-- START OF RECORDS SHOWN --
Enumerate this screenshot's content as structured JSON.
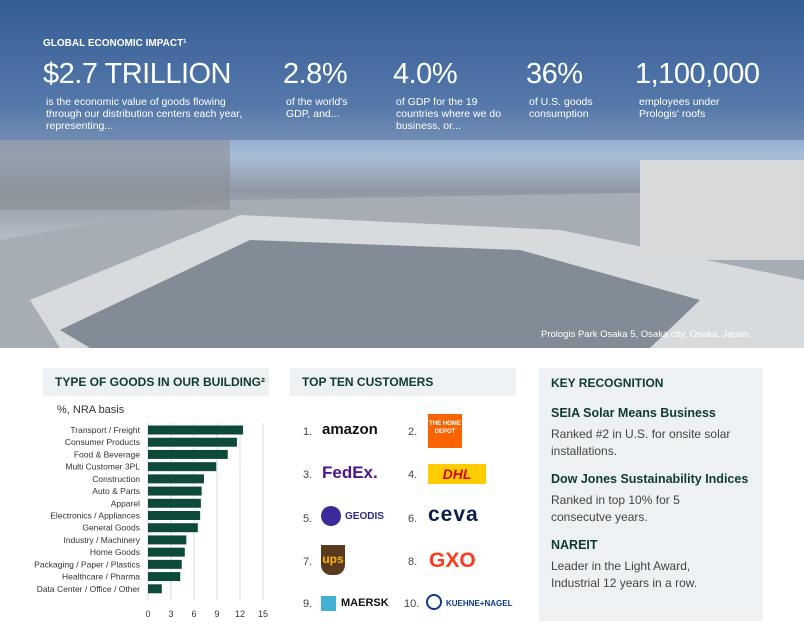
{
  "hero": {
    "heading": "GLOBAL ECONOMIC IMPACT¹",
    "stats": [
      {
        "value": "$2.7 TRILLION",
        "text": "is the economic value of goods flowing through our distribution centers each year, representing..."
      },
      {
        "value": "2.8%",
        "text": "of the world's GDP, and..."
      },
      {
        "value": "4.0%",
        "text": "of GDP for the 19 countries where we do business, or..."
      },
      {
        "value": "36%",
        "text": "of U.S. goods consumption"
      },
      {
        "value": "1,100,000",
        "text": "employees under Prologis' roofs"
      }
    ],
    "caption": "Prologis Park Osaka 5, Osaka city, Osaka, Japan."
  },
  "chart_data": {
    "type": "bar",
    "orientation": "horizontal",
    "title": "TYPE OF GOODS IN OUR BUILDING²",
    "subtitle": "%, NRA basis",
    "categories": [
      "Transport / Freight",
      "Consumer Products",
      "Food & Beverage",
      "Multi Customer 3PL",
      "Construction",
      "Auto & Parts",
      "Apparel",
      "Electronics / Appliances",
      "General Goods",
      "Industry / Machinery",
      "Home Goods",
      "Packaging / Paper / Plastics",
      "Healthcare / Pharma",
      "Data Center / Office / Other"
    ],
    "values": [
      12.4,
      11.6,
      10.4,
      8.9,
      7.3,
      7.0,
      6.9,
      6.8,
      6.5,
      5.0,
      4.8,
      4.4,
      4.2,
      1.8
    ],
    "color": "#0e4a3b",
    "xlim": [
      0,
      15
    ],
    "xticks": [
      0,
      3,
      6,
      9,
      12,
      15
    ],
    "grid": true
  },
  "customers": {
    "title": "TOP TEN CUSTOMERS",
    "items": [
      {
        "rank": "1.",
        "name": "amazon"
      },
      {
        "rank": "2.",
        "name": "THE HOME DEPOT"
      },
      {
        "rank": "3.",
        "name": "FedEx."
      },
      {
        "rank": "4.",
        "name": "DHL"
      },
      {
        "rank": "5.",
        "name": "GEODIS"
      },
      {
        "rank": "6.",
        "name": "ceva"
      },
      {
        "rank": "7.",
        "name": "ups"
      },
      {
        "rank": "8.",
        "name": "GXO"
      },
      {
        "rank": "9.",
        "name": "MAERSK"
      },
      {
        "rank": "10.",
        "name": "KUEHNE+NAGEL"
      }
    ]
  },
  "recognition": {
    "title": "KEY RECOGNITION",
    "items": [
      {
        "title": "SEIA Solar Means Business",
        "text": "Ranked #2 in U.S. for onsite solar installations."
      },
      {
        "title": "Dow Jones Sustainability Indices",
        "text": "Ranked in top 10% for 5 consecutve years."
      },
      {
        "title": "NAREIT",
        "text": "Leader in the Light Award, Industrial 12 years in a row."
      }
    ]
  }
}
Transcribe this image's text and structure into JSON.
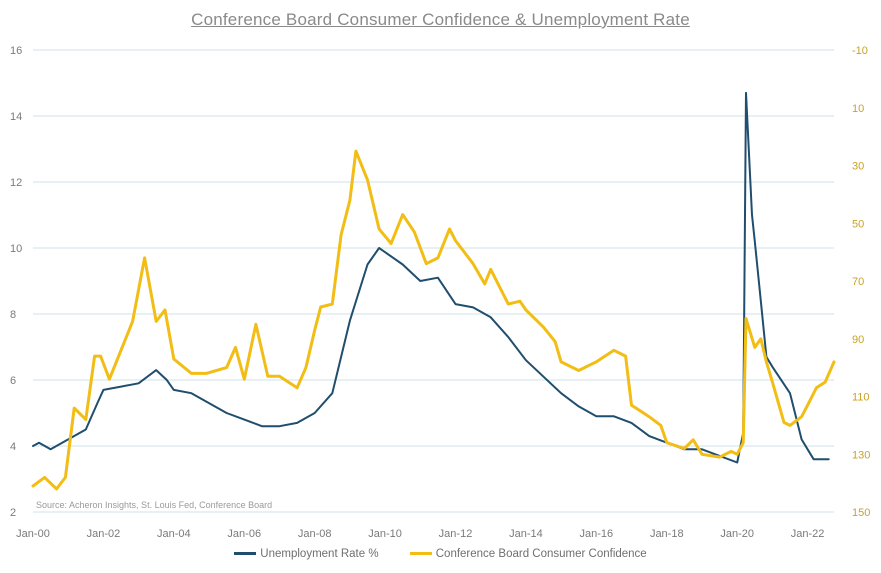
{
  "title": "Conference Board Consumer Confidence & Unemployment Rate",
  "source": "Source: Acheron Insights, St. Louis Fed, Conference Board",
  "colors": {
    "unemployment": "#1f4e6e",
    "confidence": "#f2bd14",
    "grid": "#cfe3ea"
  },
  "chart_data": {
    "type": "line",
    "title": "Conference Board Consumer Confidence & Unemployment Rate",
    "x_range": [
      2000.0,
      2022.75
    ],
    "left_axis": {
      "min": 2,
      "max": 16,
      "ticks": [
        "2",
        "4",
        "6",
        "8",
        "10",
        "12",
        "14",
        "16"
      ]
    },
    "right_axis": {
      "min": -10,
      "max": 150,
      "inverted": true,
      "ticks": [
        "-10",
        "10",
        "30",
        "50",
        "70",
        "90",
        "110",
        "130",
        "150"
      ]
    },
    "x_ticks": [
      "Jan-00",
      "Jan-02",
      "Jan-04",
      "Jan-06",
      "Jan-08",
      "Jan-10",
      "Jan-12",
      "Jan-14",
      "Jan-16",
      "Jan-18",
      "Jan-20",
      "Jan-22"
    ],
    "series": [
      {
        "name": "Unemployment Rate %",
        "axis": "left",
        "points": [
          [
            2000.0,
            4.0
          ],
          [
            2000.17,
            4.1
          ],
          [
            2000.5,
            3.9
          ],
          [
            2001.0,
            4.2
          ],
          [
            2001.5,
            4.5
          ],
          [
            2001.83,
            5.3
          ],
          [
            2002.0,
            5.7
          ],
          [
            2002.5,
            5.8
          ],
          [
            2003.0,
            5.9
          ],
          [
            2003.5,
            6.3
          ],
          [
            2003.8,
            6.0
          ],
          [
            2004.0,
            5.7
          ],
          [
            2004.5,
            5.6
          ],
          [
            2005.0,
            5.3
          ],
          [
            2005.5,
            5.0
          ],
          [
            2006.0,
            4.8
          ],
          [
            2006.5,
            4.6
          ],
          [
            2007.0,
            4.6
          ],
          [
            2007.5,
            4.7
          ],
          [
            2008.0,
            5.0
          ],
          [
            2008.5,
            5.6
          ],
          [
            2009.0,
            7.8
          ],
          [
            2009.5,
            9.5
          ],
          [
            2009.83,
            10.0
          ],
          [
            2010.5,
            9.5
          ],
          [
            2011.0,
            9.0
          ],
          [
            2011.5,
            9.1
          ],
          [
            2012.0,
            8.3
          ],
          [
            2012.5,
            8.2
          ],
          [
            2013.0,
            7.9
          ],
          [
            2013.5,
            7.3
          ],
          [
            2014.0,
            6.6
          ],
          [
            2014.5,
            6.1
          ],
          [
            2015.0,
            5.6
          ],
          [
            2015.5,
            5.2
          ],
          [
            2016.0,
            4.9
          ],
          [
            2016.5,
            4.9
          ],
          [
            2017.0,
            4.7
          ],
          [
            2017.5,
            4.3
          ],
          [
            2018.0,
            4.1
          ],
          [
            2018.5,
            3.9
          ],
          [
            2019.0,
            3.9
          ],
          [
            2019.5,
            3.7
          ],
          [
            2020.0,
            3.5
          ],
          [
            2020.17,
            4.4
          ],
          [
            2020.25,
            14.7
          ],
          [
            2020.42,
            11.0
          ],
          [
            2020.5,
            10.2
          ],
          [
            2020.67,
            8.4
          ],
          [
            2020.83,
            6.7
          ],
          [
            2021.0,
            6.4
          ],
          [
            2021.5,
            5.6
          ],
          [
            2021.83,
            4.2
          ],
          [
            2022.0,
            3.9
          ],
          [
            2022.17,
            3.6
          ],
          [
            2022.6,
            3.6
          ]
        ]
      },
      {
        "name": "Conference Board Consumer Confidence",
        "axis": "right",
        "points": [
          [
            2000.0,
            141
          ],
          [
            2000.33,
            138
          ],
          [
            2000.67,
            142
          ],
          [
            2000.92,
            138
          ],
          [
            2001.17,
            114
          ],
          [
            2001.5,
            118
          ],
          [
            2001.75,
            96
          ],
          [
            2001.92,
            96
          ],
          [
            2002.17,
            104
          ],
          [
            2002.5,
            94
          ],
          [
            2002.83,
            84
          ],
          [
            2003.17,
            62
          ],
          [
            2003.5,
            84
          ],
          [
            2003.75,
            80
          ],
          [
            2004.0,
            97
          ],
          [
            2004.5,
            102
          ],
          [
            2004.92,
            102
          ],
          [
            2005.5,
            100
          ],
          [
            2005.75,
            93
          ],
          [
            2006.0,
            104
          ],
          [
            2006.33,
            85
          ],
          [
            2006.67,
            103
          ],
          [
            2007.0,
            103
          ],
          [
            2007.5,
            107
          ],
          [
            2007.75,
            100
          ],
          [
            2008.0,
            87
          ],
          [
            2008.17,
            79
          ],
          [
            2008.5,
            78
          ],
          [
            2008.75,
            54
          ],
          [
            2009.0,
            42
          ],
          [
            2009.17,
            25
          ],
          [
            2009.5,
            35
          ],
          [
            2009.83,
            52
          ],
          [
            2010.17,
            57
          ],
          [
            2010.5,
            47
          ],
          [
            2010.83,
            53
          ],
          [
            2011.17,
            64
          ],
          [
            2011.5,
            62
          ],
          [
            2011.83,
            52
          ],
          [
            2012.0,
            56
          ],
          [
            2012.5,
            64
          ],
          [
            2012.83,
            71
          ],
          [
            2013.0,
            66
          ],
          [
            2013.5,
            78
          ],
          [
            2013.83,
            77
          ],
          [
            2014.0,
            80
          ],
          [
            2014.5,
            86
          ],
          [
            2014.83,
            91
          ],
          [
            2015.0,
            98
          ],
          [
            2015.5,
            101
          ],
          [
            2015.83,
            99
          ],
          [
            2016.0,
            98
          ],
          [
            2016.5,
            94
          ],
          [
            2016.83,
            96
          ],
          [
            2017.0,
            113
          ],
          [
            2017.5,
            117
          ],
          [
            2017.83,
            120
          ],
          [
            2018.0,
            126
          ],
          [
            2018.5,
            128
          ],
          [
            2018.75,
            125
          ],
          [
            2019.0,
            130
          ],
          [
            2019.5,
            131
          ],
          [
            2019.83,
            129
          ],
          [
            2020.0,
            130
          ],
          [
            2020.17,
            126
          ],
          [
            2020.25,
            83
          ],
          [
            2020.5,
            93
          ],
          [
            2020.67,
            90
          ],
          [
            2020.83,
            98
          ],
          [
            2021.0,
            105
          ],
          [
            2021.33,
            119
          ],
          [
            2021.5,
            120
          ],
          [
            2021.83,
            117
          ],
          [
            2022.0,
            113
          ],
          [
            2022.25,
            107
          ],
          [
            2022.5,
            105
          ],
          [
            2022.75,
            98
          ]
        ]
      }
    ]
  },
  "legend": {
    "unemployment": "Unemployment Rate %",
    "confidence": "Conference Board Consumer Confidence"
  }
}
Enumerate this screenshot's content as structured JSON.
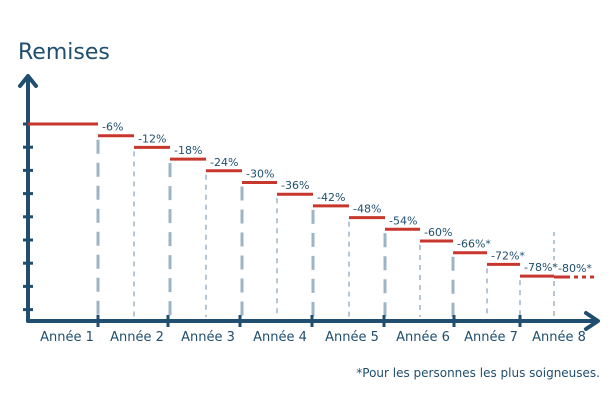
{
  "chart_data": {
    "type": "step",
    "title": "Remises",
    "footnote": "*Pour les personnes les plus soigneuses.",
    "x_axis": {
      "categories": [
        "Année 1",
        "Année 2",
        "Année 3",
        "Année 4",
        "Année 5",
        "Année 6",
        "Année 7",
        "Année 8"
      ]
    },
    "y_axis": {
      "ticks": 9,
      "label": ""
    },
    "steps": [
      {
        "value": 0,
        "label": ""
      },
      {
        "value": -6,
        "label": "-6%"
      },
      {
        "value": -12,
        "label": "-12%"
      },
      {
        "value": -18,
        "label": "-18%"
      },
      {
        "value": -24,
        "label": "-24%"
      },
      {
        "value": -30,
        "label": "-30%"
      },
      {
        "value": -36,
        "label": "-36%"
      },
      {
        "value": -42,
        "label": "-42%"
      },
      {
        "value": -48,
        "label": "-48%"
      },
      {
        "value": -54,
        "label": "-54%"
      },
      {
        "value": -60,
        "label": "-60%"
      },
      {
        "value": -66,
        "label": "-66%*"
      },
      {
        "value": -72,
        "label": "-72%*"
      },
      {
        "value": -78,
        "label": "-78%*"
      },
      {
        "value": -80,
        "label": "-80%*"
      }
    ],
    "colors": {
      "axis": "#1f4e6e",
      "step": "#c8372d",
      "guide": "#9db4c6",
      "text": "#1f4e6e"
    },
    "legend": "none",
    "grid": false
  }
}
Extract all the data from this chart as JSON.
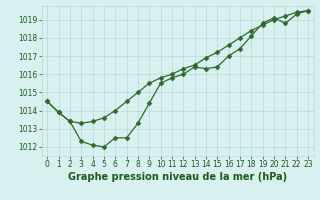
{
  "title": "Graphe pression niveau de la mer (hPa)",
  "x_values": [
    0,
    1,
    2,
    3,
    4,
    5,
    6,
    7,
    8,
    9,
    10,
    11,
    12,
    13,
    14,
    15,
    16,
    17,
    18,
    19,
    20,
    21,
    22,
    23
  ],
  "line1_smooth": [
    1014.5,
    1013.9,
    1013.4,
    1013.3,
    1013.4,
    1013.6,
    1014.0,
    1014.5,
    1015.0,
    1015.5,
    1015.8,
    1016.0,
    1016.3,
    1016.5,
    1016.9,
    1017.2,
    1017.6,
    1018.0,
    1018.4,
    1018.7,
    1019.0,
    1019.2,
    1019.4,
    1019.5
  ],
  "line2_dip": [
    1014.5,
    1013.9,
    1013.4,
    1012.3,
    1012.1,
    1012.0,
    1012.5,
    1012.5,
    1013.3,
    1014.4,
    1015.5,
    1015.8,
    1016.0,
    1016.4,
    1016.3,
    1016.4,
    1017.0,
    1017.4,
    1018.1,
    1018.8,
    1019.1,
    1018.8,
    1019.3,
    1019.5
  ],
  "ylim": [
    1011.5,
    1019.75
  ],
  "yticks": [
    1012,
    1013,
    1014,
    1015,
    1016,
    1017,
    1018,
    1019
  ],
  "xlim": [
    -0.5,
    23.5
  ],
  "line_color": "#2d6a2d",
  "bg_color": "#d8f0f0",
  "grid_color": "#b8d8d8",
  "label_color": "#1a5c1a",
  "title_fontsize": 7.0,
  "tick_fontsize": 5.5,
  "marker_size": 2.5,
  "line_width": 0.9
}
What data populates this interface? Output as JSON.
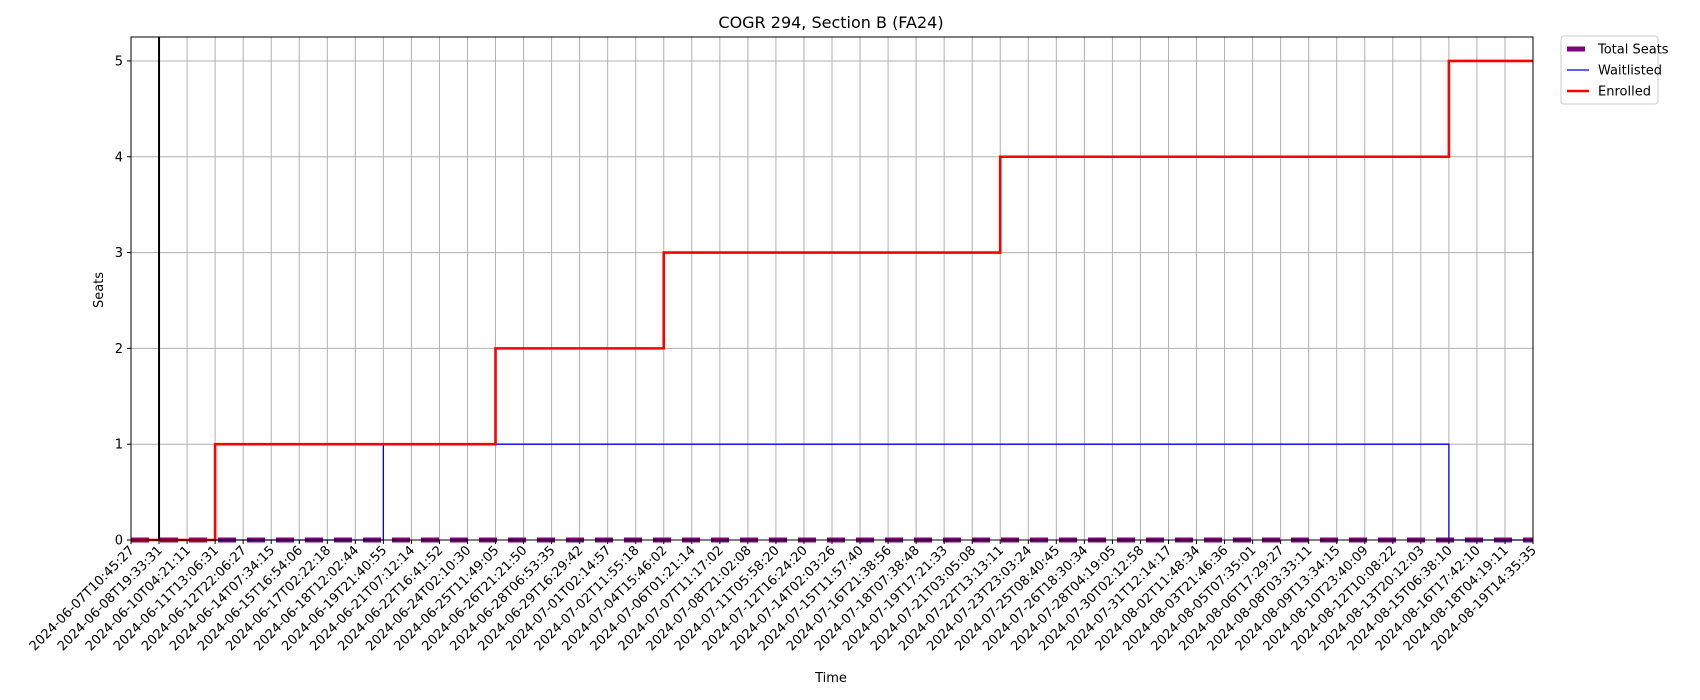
{
  "chart_data": {
    "type": "line",
    "title": "COGR 294, Section B (FA24)",
    "xlabel": "Time",
    "ylabel": "Seats",
    "ylim": [
      0,
      5.25
    ],
    "y_ticks": [
      0,
      1,
      2,
      3,
      4,
      5
    ],
    "grid": true,
    "legend_placement": "outside-top-right",
    "categories": [
      "2024-06-07T10:45:27",
      "2024-06-08T19:33:31",
      "2024-06-10T04:21:11",
      "2024-06-11T13:06:31",
      "2024-06-12T22:06:27",
      "2024-06-14T07:34:15",
      "2024-06-15T16:54:06",
      "2024-06-17T02:22:18",
      "2024-06-18T12:02:44",
      "2024-06-19T21:40:55",
      "2024-06-21T07:12:14",
      "2024-06-22T16:41:52",
      "2024-06-24T02:10:30",
      "2024-06-25T11:49:05",
      "2024-06-26T21:21:50",
      "2024-06-28T06:53:35",
      "2024-06-29T16:29:42",
      "2024-07-01T02:14:57",
      "2024-07-02T11:55:18",
      "2024-07-04T15:46:02",
      "2024-07-06T01:21:14",
      "2024-07-07T11:17:02",
      "2024-07-08T21:02:08",
      "2024-07-11T05:58:20",
      "2024-07-12T16:24:20",
      "2024-07-14T02:03:26",
      "2024-07-15T11:57:40",
      "2024-07-16T21:38:56",
      "2024-07-18T07:38:48",
      "2024-07-19T17:21:33",
      "2024-07-21T03:05:08",
      "2024-07-22T13:13:11",
      "2024-07-23T23:03:24",
      "2024-07-25T08:40:45",
      "2024-07-26T18:30:34",
      "2024-07-28T04:19:05",
      "2024-07-30T02:12:58",
      "2024-07-31T12:14:17",
      "2024-08-02T11:48:34",
      "2024-08-03T21:46:36",
      "2024-08-05T07:35:01",
      "2024-08-06T17:29:27",
      "2024-08-08T03:33:11",
      "2024-08-09T13:34:15",
      "2024-08-10T23:40:09",
      "2024-08-12T10:08:22",
      "2024-08-13T20:12:03",
      "2024-08-15T06:38:10",
      "2024-08-16T17:42:10",
      "2024-08-18T04:19:11",
      "2024-08-19T14:35:35"
    ],
    "vertical_marker_index": 1,
    "series": [
      {
        "name": "Total Seats",
        "color": "#800080",
        "style": "dashed-thick",
        "values": [
          0,
          0,
          0,
          0,
          0,
          0,
          0,
          0,
          0,
          0,
          0,
          0,
          0,
          0,
          0,
          0,
          0,
          0,
          0,
          0,
          0,
          0,
          0,
          0,
          0,
          0,
          0,
          0,
          0,
          0,
          0,
          0,
          0,
          0,
          0,
          0,
          0,
          0,
          0,
          0,
          0,
          0,
          0,
          0,
          0,
          0,
          0,
          0,
          0,
          0,
          0
        ]
      },
      {
        "name": "Waitlisted",
        "color": "#0000ff",
        "style": "step-thin",
        "values": [
          0,
          0,
          0,
          0,
          0,
          0,
          0,
          0,
          0,
          1,
          1,
          1,
          1,
          1,
          1,
          1,
          1,
          1,
          1,
          1,
          1,
          1,
          1,
          1,
          1,
          1,
          1,
          1,
          1,
          1,
          1,
          1,
          1,
          1,
          1,
          1,
          1,
          1,
          1,
          1,
          1,
          1,
          1,
          1,
          1,
          1,
          1,
          0,
          0,
          0,
          0
        ]
      },
      {
        "name": "Enrolled",
        "color": "#ff0000",
        "style": "step-thick",
        "values": [
          0,
          0,
          0,
          1,
          1,
          1,
          1,
          1,
          1,
          1,
          1,
          1,
          1,
          2,
          2,
          2,
          2,
          2,
          2,
          3,
          3,
          3,
          3,
          3,
          3,
          3,
          3,
          3,
          3,
          3,
          3,
          4,
          4,
          4,
          4,
          4,
          4,
          4,
          4,
          4,
          4,
          4,
          4,
          4,
          4,
          4,
          4,
          5,
          5,
          5,
          5
        ]
      }
    ]
  }
}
-- END OF RECORDS SHOWN --
▶ _WHAT YOU WILL DO_
Read the entries and pick out all lines that include the word "this".

▶ _TASK OUTPUT_
Enumerate this screenshot's content as structured JSON.
Transcribe this image's text and structure into JSON.
Enumerate this screenshot's content as structured JSON.
Extract all the data from this chart as JSON.
What data populates this interface? Output as JSON.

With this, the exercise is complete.